(Input records)
▼

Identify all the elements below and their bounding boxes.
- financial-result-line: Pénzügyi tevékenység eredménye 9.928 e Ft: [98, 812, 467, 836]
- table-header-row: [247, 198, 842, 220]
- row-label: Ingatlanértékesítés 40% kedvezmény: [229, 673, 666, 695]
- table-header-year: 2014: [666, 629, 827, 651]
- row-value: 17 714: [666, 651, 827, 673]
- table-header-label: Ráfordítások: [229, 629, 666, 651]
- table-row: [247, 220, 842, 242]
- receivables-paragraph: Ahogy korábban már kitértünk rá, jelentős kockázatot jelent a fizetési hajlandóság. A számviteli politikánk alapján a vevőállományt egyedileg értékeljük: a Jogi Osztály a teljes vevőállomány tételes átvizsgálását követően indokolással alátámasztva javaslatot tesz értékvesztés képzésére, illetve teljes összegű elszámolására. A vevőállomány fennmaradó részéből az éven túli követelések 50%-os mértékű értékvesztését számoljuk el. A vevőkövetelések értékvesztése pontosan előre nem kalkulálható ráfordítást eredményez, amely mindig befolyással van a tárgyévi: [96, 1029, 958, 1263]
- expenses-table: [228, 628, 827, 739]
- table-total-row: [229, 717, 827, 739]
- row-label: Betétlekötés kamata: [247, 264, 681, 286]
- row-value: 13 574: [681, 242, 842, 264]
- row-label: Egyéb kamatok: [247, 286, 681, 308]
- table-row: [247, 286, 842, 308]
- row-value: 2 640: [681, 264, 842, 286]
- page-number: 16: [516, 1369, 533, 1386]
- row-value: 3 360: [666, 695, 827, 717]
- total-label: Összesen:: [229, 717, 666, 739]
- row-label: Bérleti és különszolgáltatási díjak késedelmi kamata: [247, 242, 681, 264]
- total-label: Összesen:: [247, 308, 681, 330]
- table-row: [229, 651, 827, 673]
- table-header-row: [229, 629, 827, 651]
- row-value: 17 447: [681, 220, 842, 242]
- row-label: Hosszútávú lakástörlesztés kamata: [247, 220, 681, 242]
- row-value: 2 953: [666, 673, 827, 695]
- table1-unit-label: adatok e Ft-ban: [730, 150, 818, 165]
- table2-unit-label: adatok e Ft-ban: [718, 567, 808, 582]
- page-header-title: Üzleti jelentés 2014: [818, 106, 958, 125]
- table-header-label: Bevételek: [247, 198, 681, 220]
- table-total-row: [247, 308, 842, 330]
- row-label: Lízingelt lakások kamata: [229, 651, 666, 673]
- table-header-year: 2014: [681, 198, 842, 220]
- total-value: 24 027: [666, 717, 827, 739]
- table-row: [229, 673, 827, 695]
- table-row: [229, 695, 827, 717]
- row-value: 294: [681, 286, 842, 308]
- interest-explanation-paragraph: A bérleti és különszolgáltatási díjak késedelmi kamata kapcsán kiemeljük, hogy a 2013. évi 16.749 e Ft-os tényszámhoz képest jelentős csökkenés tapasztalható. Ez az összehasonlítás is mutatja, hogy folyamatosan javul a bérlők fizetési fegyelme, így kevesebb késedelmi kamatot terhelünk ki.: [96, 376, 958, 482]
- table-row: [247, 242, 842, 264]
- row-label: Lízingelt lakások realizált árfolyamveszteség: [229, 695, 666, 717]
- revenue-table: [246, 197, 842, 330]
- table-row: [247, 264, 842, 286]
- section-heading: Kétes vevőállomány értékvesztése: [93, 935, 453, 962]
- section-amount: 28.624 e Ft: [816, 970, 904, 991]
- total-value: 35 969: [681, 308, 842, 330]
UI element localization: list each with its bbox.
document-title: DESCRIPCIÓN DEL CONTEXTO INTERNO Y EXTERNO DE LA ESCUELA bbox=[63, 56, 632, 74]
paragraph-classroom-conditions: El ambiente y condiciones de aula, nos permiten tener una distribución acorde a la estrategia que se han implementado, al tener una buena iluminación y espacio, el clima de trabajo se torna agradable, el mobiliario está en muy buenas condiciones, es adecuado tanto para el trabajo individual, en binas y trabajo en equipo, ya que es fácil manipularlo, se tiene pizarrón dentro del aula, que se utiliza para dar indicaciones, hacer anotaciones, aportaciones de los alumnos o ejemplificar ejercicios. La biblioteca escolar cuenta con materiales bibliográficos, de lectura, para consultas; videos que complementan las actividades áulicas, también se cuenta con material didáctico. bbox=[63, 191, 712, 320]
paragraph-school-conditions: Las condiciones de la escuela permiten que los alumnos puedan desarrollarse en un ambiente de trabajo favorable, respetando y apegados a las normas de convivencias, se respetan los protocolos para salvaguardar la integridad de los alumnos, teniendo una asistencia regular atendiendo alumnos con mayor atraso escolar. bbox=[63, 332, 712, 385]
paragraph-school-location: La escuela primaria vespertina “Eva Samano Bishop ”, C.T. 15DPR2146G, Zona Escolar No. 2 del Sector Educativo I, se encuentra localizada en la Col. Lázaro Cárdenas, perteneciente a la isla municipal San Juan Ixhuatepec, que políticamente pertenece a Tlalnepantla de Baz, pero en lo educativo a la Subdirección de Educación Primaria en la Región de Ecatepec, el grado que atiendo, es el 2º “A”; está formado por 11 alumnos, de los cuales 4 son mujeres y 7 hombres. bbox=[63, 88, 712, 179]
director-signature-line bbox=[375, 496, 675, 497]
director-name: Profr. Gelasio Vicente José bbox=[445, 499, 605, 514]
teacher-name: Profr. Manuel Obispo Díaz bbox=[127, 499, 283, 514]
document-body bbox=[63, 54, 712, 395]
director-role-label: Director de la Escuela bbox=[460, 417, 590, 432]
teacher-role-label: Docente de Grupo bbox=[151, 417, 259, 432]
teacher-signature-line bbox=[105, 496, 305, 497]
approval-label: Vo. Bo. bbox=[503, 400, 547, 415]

▲

(Challenge) Rewrite the listing from its first line through the line containing "- row-value: 17 447: [681, 220, 842, 242]", putting "item-label" wherever "row-label" occurs and leaving everything else as it is.

(Output below)
Identify all the elements below and their bounding boxes.
- financial-result-line: Pénzügyi tevékenység eredménye 9.928 e Ft: [98, 812, 467, 836]
- table-header-row: [247, 198, 842, 220]
- item-label: Ingatlanértékesítés 40% kedvezmény: [229, 673, 666, 695]
- table-header-year: 2014: [666, 629, 827, 651]
- row-value: 17 714: [666, 651, 827, 673]
- table-header-label: Ráfordítások: [229, 629, 666, 651]
- table-row: [247, 220, 842, 242]
- receivables-paragraph: Ahogy korábban már kitértünk rá, jelentős kockázatot jelent a fizetési hajlandóság. A számviteli politikánk alapján a vevőállományt egyedileg értékeljük: a Jogi Osztály a teljes vevőállomány tételes átvizsgálását követően indokolással alátámasztva javaslatot tesz értékvesztés képzésére, illetve teljes összegű elszámolására. A vevőállomány fennmaradó részéből az éven túli követelések 50%-os mértékű értékvesztését számoljuk el. A vevőkövetelések értékvesztése pontosan előre nem kalkulálható ráfordítást eredményez, amely mindig befolyással van a tárgyévi: [96, 1029, 958, 1263]
- expenses-table: [228, 628, 827, 739]
- table-total-row: [229, 717, 827, 739]
- item-label: Betétlekötés kamata: [247, 264, 681, 286]
- row-value: 13 574: [681, 242, 842, 264]
- item-label: Egyéb kamatok: [247, 286, 681, 308]
- table-row: [247, 286, 842, 308]
- row-value: 2 640: [681, 264, 842, 286]
- page-number: 16: [516, 1369, 533, 1386]
- row-value: 3 360: [666, 695, 827, 717]
- total-label: Összesen:: [229, 717, 666, 739]
- item-label: Bérleti és különszolgáltatási díjak késedelmi kamata: [247, 242, 681, 264]
- total-label: Összesen:: [247, 308, 681, 330]
- table-row: [229, 651, 827, 673]
- table-header-row: [229, 629, 827, 651]
- row-value: 17 447: [681, 220, 842, 242]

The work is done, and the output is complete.